Brief —
Determine how many lines of the material hold the string "ciptaan" and reply with only that number.

Dataset excerpts —
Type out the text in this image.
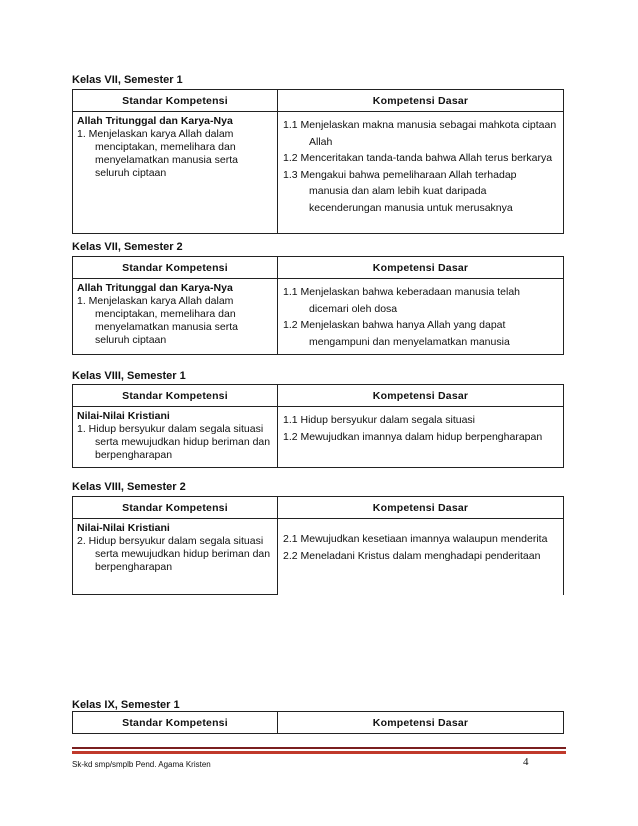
Kelas VII, Semester 1
Standar Kompetensi	Kompetensi Dasar

Allah Tritunggal dan Karya-Nya
1. Menjelaskan karya Allah dalam menciptakan, memelihara dan menyelamatkan manusia serta seluruh ciptaan	1.1 Menjelaskan makna manusia sebagai mahkota ciptaan Allah
1.2 Menceritakan tanda-tanda bahwa Allah terus berkarya
1.3 Mengakui bahwa pemeliharaan Allah terhadap manusia dan alam lebih kuat daripada kecenderungan manusia untuk merusaknya
Kelas VII, Semester 2
Standar Kompetensi	Kompetensi Dasar

Allah Tritunggal dan Karya-Nya
1. Menjelaskan karya Allah dalam menciptakan, memelihara dan menyelamatkan manusia serta seluruh ciptaan	1.1 Menjelaskan bahwa keberadaan manusia telah dicemari oleh dosa
1.2 Menjelaskan bahwa hanya Allah yang dapat mengampuni dan menyelamatkan manusia
Kelas VIII, Semester 1
Standar Kompetensi	Kompetensi Dasar

Nilai-Nilai Kristiani
1. Hidup bersyukur dalam segala situasi serta mewujudkan hidup beriman dan berpengharapan	1.1 Hidup bersyukur dalam segala situasi
1.2 Mewujudkan imannya dalam hidup berpengharapan
Kelas VIII, Semester 2
Standar Kompetensi	Kompetensi Dasar

Nilai-Nilai Kristiani
2. Hidup bersyukur dalam segala situasi serta mewujudkan hidup beriman dan berpengharapan	2.1 Mewujudkan kesetiaan imannya walaupun menderita
2.2 Meneladani Kristus dalam menghadapi penderitaan
Kelas IX, Semester 1
Standar Kompetensi	Kompetensi Dasar
Sk-kd smp/smplb Pend. Agama Kristen	4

Answer below —
2